◆ Dataset items ◆
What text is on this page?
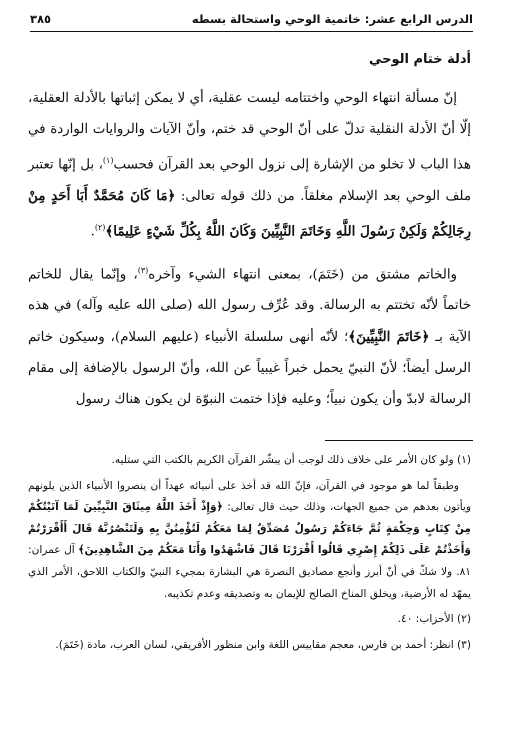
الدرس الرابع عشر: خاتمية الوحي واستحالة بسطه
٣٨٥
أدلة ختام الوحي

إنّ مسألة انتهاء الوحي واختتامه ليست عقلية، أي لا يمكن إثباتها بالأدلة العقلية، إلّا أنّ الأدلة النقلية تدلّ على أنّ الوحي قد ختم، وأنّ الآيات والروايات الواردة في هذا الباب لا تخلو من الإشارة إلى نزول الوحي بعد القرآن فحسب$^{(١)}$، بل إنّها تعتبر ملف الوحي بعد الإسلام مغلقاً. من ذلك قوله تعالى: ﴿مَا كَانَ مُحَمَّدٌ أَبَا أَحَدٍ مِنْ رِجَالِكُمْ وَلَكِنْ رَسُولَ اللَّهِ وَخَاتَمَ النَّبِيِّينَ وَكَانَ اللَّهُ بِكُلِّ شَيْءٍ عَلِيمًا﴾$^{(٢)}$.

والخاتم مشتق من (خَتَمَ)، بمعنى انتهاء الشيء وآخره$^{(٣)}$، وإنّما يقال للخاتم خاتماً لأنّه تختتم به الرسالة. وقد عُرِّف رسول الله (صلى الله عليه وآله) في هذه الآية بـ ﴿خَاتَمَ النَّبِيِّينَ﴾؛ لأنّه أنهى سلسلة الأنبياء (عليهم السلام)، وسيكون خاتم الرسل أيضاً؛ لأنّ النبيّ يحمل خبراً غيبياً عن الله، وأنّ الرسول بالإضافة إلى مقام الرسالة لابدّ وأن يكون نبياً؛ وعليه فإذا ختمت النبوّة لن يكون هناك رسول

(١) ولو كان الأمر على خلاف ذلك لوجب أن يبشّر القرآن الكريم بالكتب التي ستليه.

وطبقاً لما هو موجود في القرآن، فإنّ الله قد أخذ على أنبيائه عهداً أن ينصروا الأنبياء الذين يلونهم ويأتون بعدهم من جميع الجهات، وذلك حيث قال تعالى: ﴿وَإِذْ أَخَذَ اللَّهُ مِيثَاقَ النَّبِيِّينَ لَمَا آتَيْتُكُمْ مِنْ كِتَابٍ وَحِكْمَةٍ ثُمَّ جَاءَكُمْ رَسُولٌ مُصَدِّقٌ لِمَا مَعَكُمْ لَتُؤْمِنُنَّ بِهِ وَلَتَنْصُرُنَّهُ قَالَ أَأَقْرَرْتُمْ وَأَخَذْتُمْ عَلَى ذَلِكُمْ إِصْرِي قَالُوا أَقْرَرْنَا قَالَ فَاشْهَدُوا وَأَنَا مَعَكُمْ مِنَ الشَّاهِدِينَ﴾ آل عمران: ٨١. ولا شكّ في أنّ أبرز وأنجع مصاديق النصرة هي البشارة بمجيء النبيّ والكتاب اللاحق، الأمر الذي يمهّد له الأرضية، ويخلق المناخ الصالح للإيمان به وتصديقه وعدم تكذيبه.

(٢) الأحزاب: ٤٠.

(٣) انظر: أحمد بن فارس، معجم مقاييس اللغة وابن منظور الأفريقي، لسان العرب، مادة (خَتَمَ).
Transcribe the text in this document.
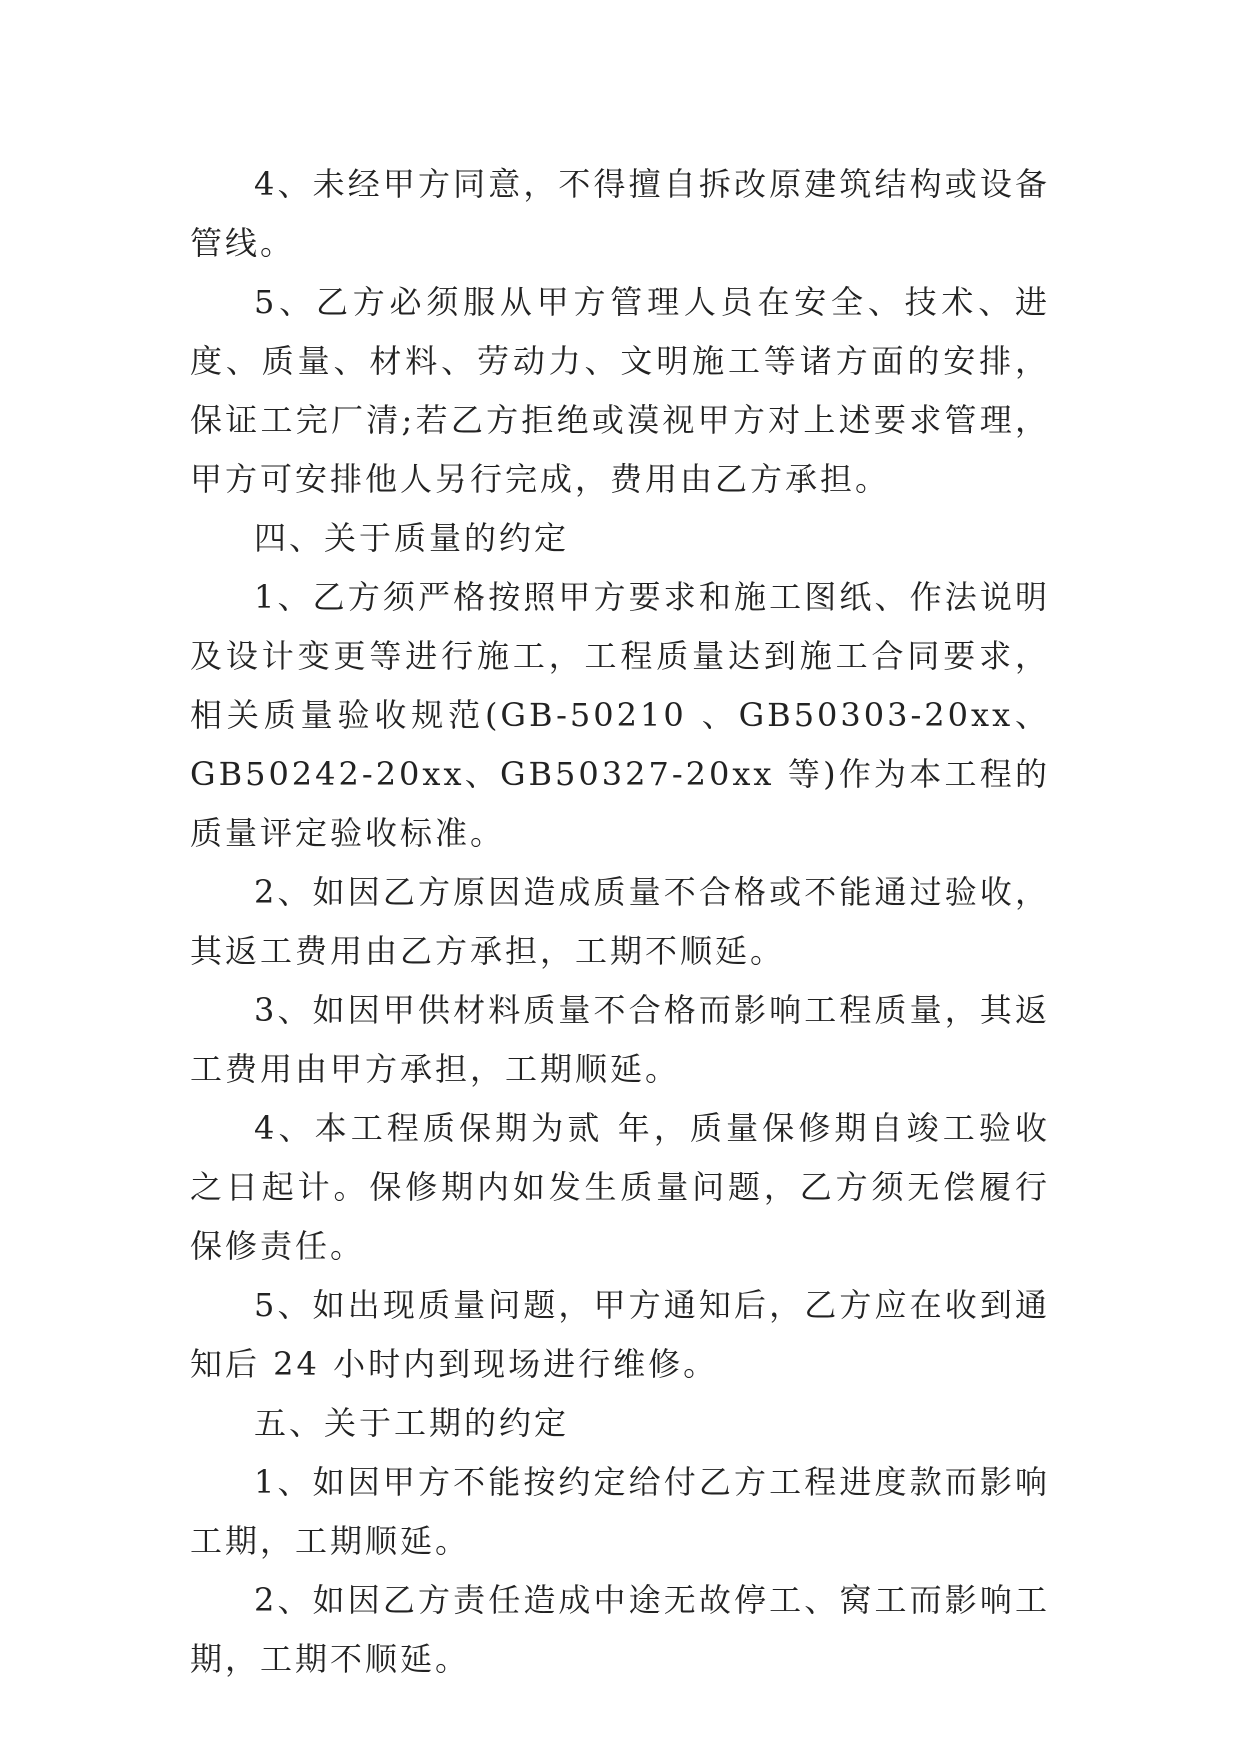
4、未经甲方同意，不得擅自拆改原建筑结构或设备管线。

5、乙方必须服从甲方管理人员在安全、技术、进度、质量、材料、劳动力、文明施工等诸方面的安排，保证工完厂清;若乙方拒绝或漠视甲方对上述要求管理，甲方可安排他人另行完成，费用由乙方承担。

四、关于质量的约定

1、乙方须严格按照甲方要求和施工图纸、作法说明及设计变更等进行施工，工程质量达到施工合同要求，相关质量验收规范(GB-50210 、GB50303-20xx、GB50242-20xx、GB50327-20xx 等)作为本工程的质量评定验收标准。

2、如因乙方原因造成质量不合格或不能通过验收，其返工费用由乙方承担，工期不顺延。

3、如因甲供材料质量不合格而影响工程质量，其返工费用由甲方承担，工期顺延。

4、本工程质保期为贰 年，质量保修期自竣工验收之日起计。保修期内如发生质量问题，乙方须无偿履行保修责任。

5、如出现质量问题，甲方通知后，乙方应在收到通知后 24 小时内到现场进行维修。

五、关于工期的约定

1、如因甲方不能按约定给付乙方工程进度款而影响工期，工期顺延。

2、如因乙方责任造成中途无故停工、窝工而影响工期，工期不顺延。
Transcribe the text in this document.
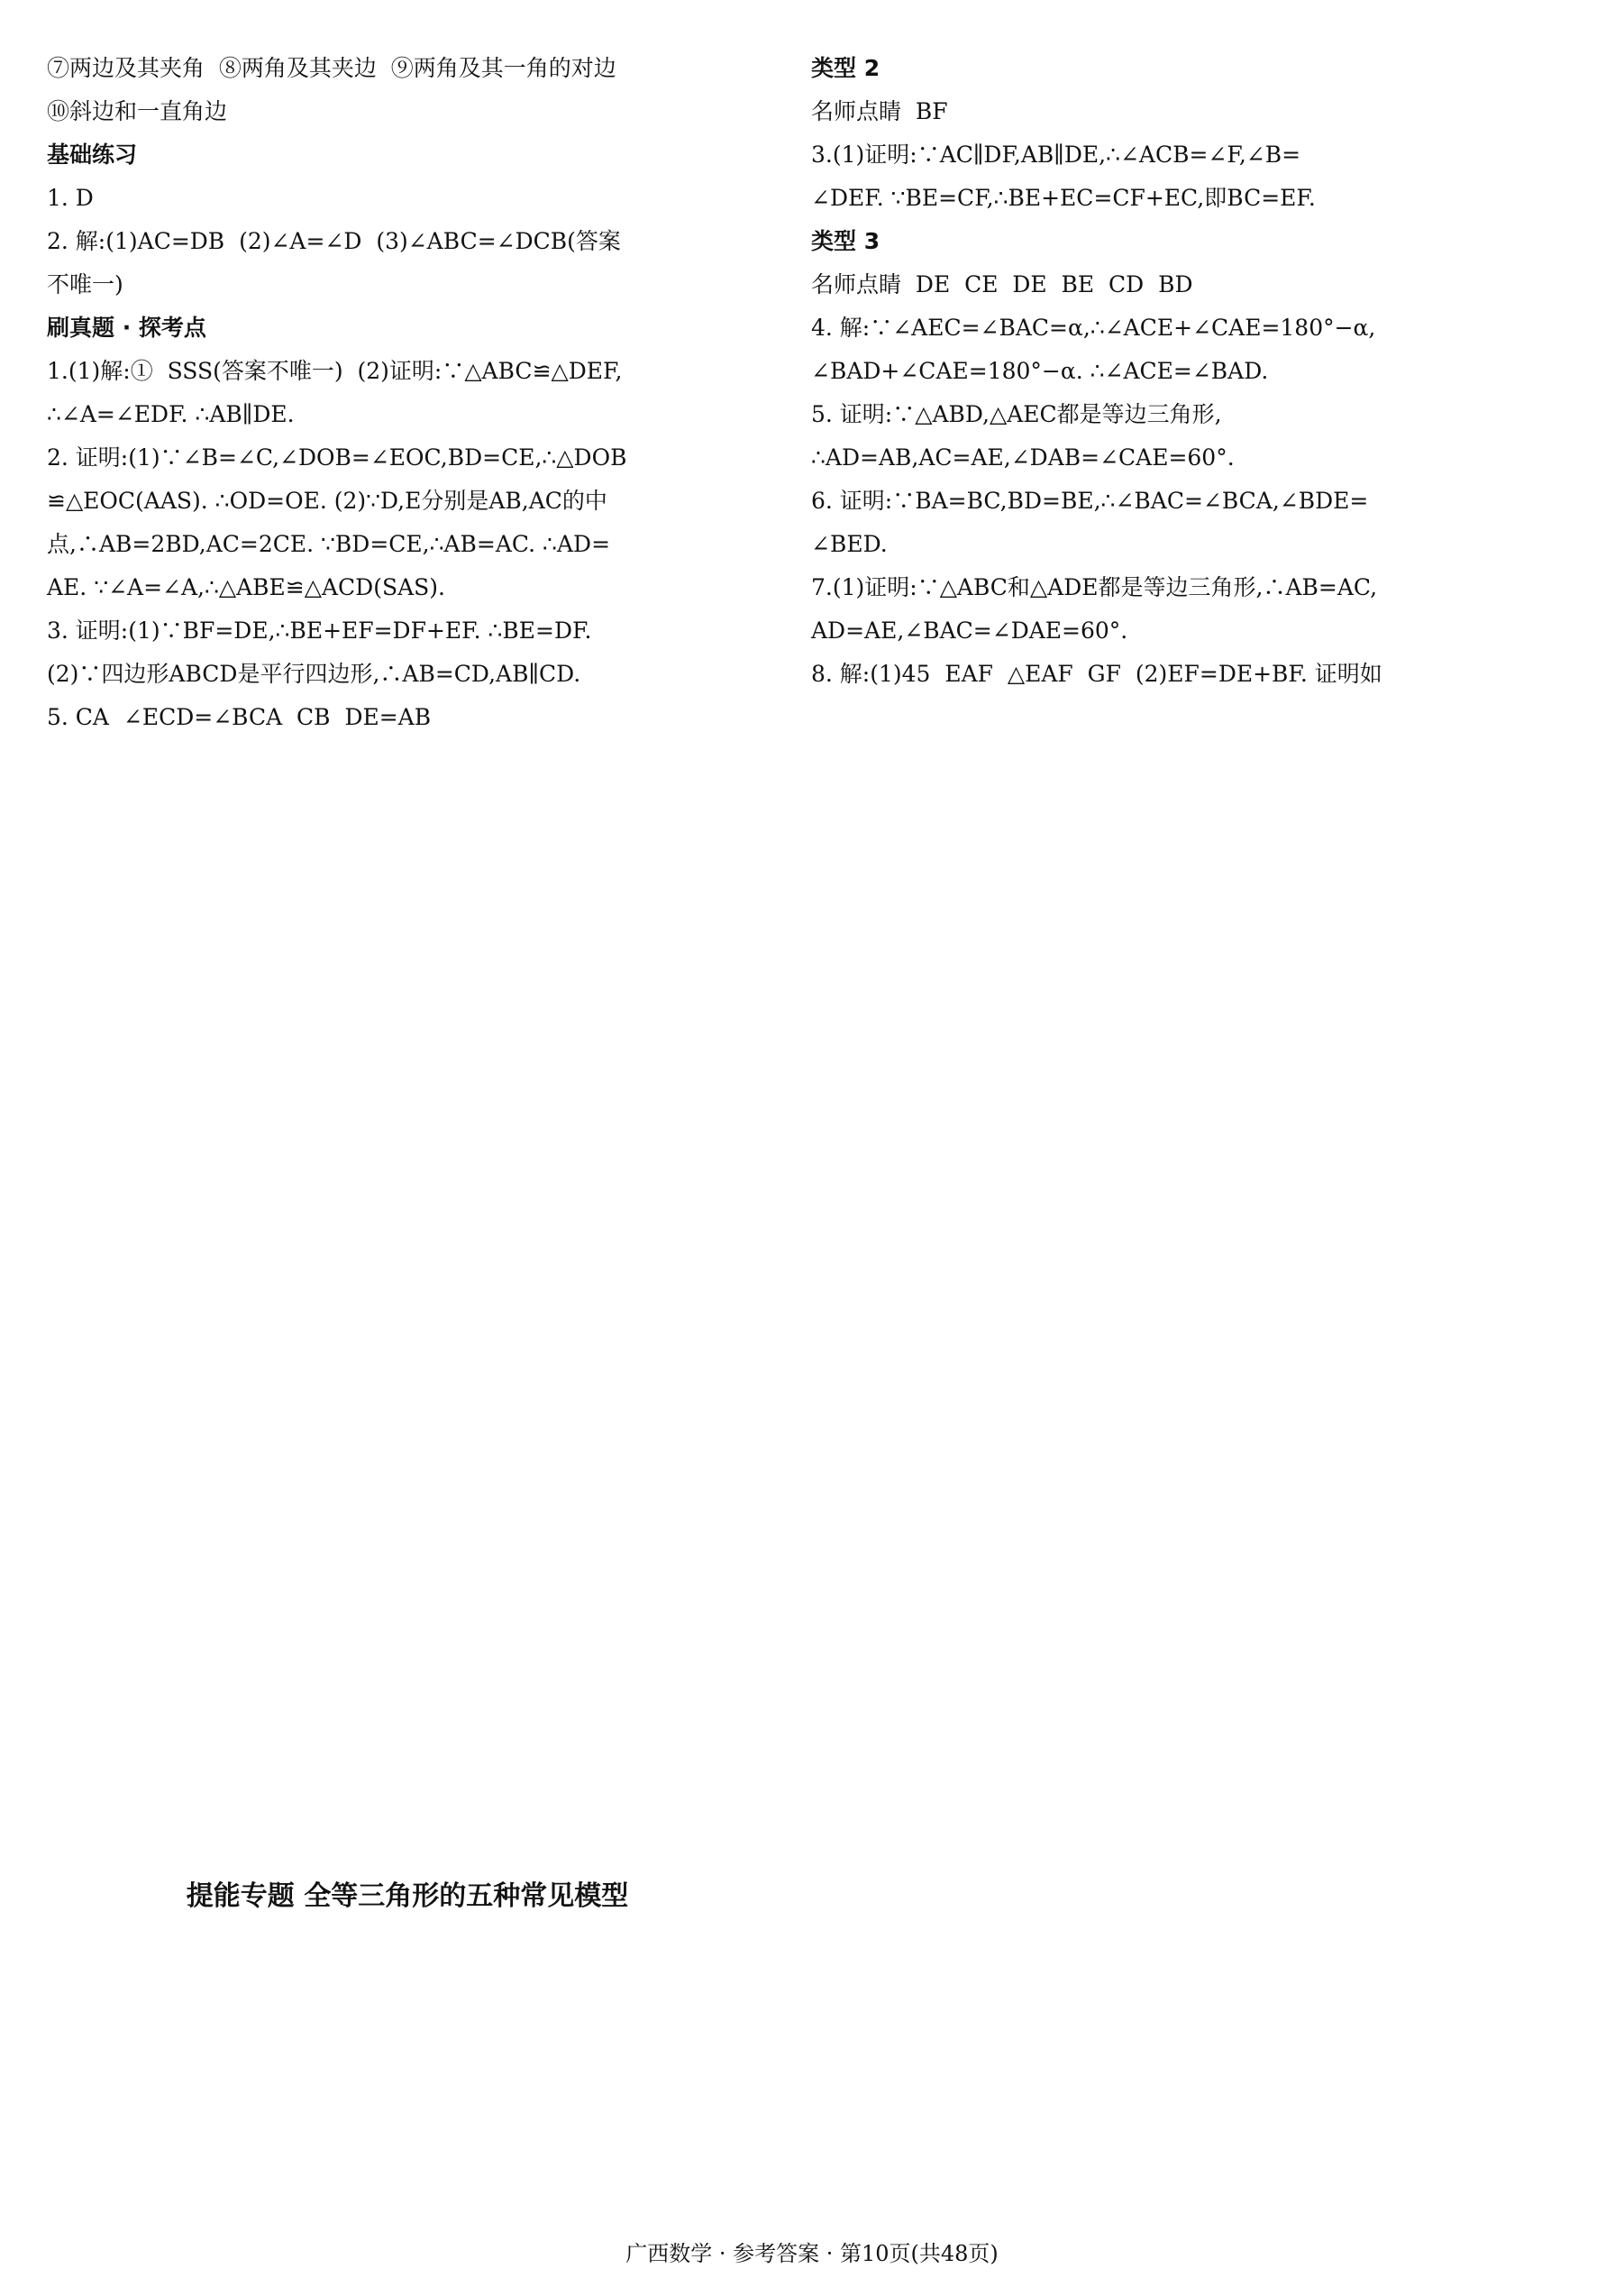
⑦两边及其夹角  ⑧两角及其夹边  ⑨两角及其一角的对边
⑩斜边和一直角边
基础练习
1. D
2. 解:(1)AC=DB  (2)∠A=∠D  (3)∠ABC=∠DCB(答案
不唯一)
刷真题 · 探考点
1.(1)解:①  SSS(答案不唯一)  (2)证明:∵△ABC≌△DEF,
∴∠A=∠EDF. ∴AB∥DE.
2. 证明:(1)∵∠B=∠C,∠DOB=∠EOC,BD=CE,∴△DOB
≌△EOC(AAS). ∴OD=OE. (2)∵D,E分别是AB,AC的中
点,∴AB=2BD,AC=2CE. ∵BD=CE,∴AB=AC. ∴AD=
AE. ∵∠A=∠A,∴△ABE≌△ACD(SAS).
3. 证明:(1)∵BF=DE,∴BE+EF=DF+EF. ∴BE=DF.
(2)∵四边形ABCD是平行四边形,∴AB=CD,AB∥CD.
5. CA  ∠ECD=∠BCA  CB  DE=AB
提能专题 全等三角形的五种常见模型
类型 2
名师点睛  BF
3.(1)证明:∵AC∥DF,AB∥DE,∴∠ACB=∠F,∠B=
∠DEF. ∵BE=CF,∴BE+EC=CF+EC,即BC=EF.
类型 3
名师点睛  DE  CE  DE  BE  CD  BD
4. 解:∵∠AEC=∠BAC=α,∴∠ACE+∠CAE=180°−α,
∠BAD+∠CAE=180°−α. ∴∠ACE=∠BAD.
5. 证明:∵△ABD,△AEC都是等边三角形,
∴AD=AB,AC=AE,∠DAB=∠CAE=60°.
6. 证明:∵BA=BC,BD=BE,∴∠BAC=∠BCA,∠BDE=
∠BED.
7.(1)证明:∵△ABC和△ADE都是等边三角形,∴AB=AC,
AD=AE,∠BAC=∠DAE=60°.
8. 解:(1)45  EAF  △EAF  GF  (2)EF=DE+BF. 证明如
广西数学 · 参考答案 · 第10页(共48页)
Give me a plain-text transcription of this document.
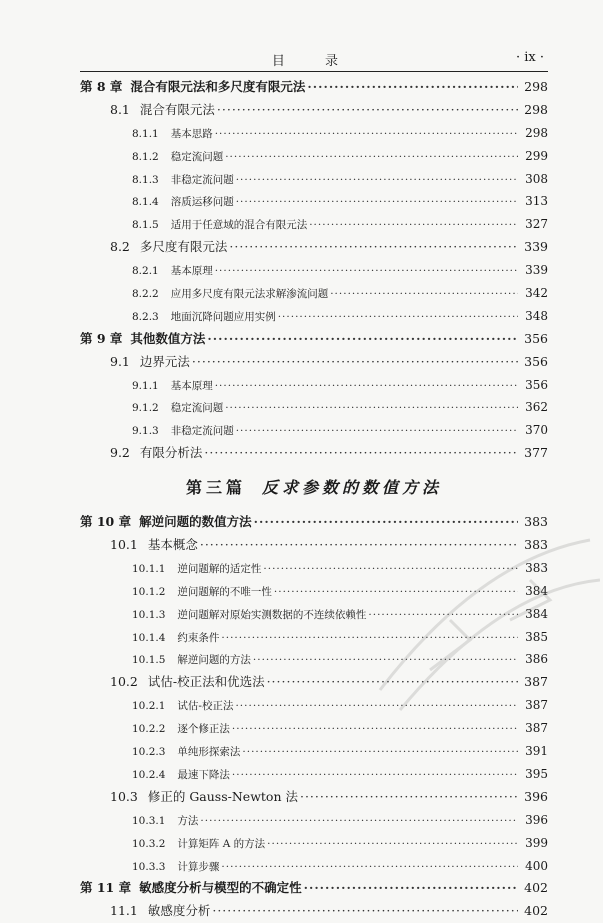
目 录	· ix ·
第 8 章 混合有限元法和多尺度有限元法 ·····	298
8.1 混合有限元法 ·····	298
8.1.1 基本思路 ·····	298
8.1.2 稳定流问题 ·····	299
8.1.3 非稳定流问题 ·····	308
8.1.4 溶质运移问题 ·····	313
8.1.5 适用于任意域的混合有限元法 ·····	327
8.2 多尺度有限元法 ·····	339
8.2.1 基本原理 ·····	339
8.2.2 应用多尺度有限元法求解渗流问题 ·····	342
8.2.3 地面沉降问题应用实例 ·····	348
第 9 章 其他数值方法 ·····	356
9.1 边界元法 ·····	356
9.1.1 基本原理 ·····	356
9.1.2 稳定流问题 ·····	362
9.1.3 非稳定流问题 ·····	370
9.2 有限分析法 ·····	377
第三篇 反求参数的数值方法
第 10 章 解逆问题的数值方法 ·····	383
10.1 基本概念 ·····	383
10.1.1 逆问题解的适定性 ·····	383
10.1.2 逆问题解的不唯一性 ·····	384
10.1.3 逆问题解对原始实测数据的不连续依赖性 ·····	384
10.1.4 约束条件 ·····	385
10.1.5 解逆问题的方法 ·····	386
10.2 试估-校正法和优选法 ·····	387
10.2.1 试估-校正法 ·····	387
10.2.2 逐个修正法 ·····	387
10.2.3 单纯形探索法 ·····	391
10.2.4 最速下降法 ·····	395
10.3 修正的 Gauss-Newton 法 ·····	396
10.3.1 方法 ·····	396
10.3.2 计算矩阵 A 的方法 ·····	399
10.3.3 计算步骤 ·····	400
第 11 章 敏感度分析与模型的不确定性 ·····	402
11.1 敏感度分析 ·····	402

◆ Work instructions ◆
List all lines from the entries that include the word "text".

◆ The answer ◆
What text is on this page?
Transcribe the text in this document.
Transcribe the text in this document.
Give me a plain-text transcription of this document.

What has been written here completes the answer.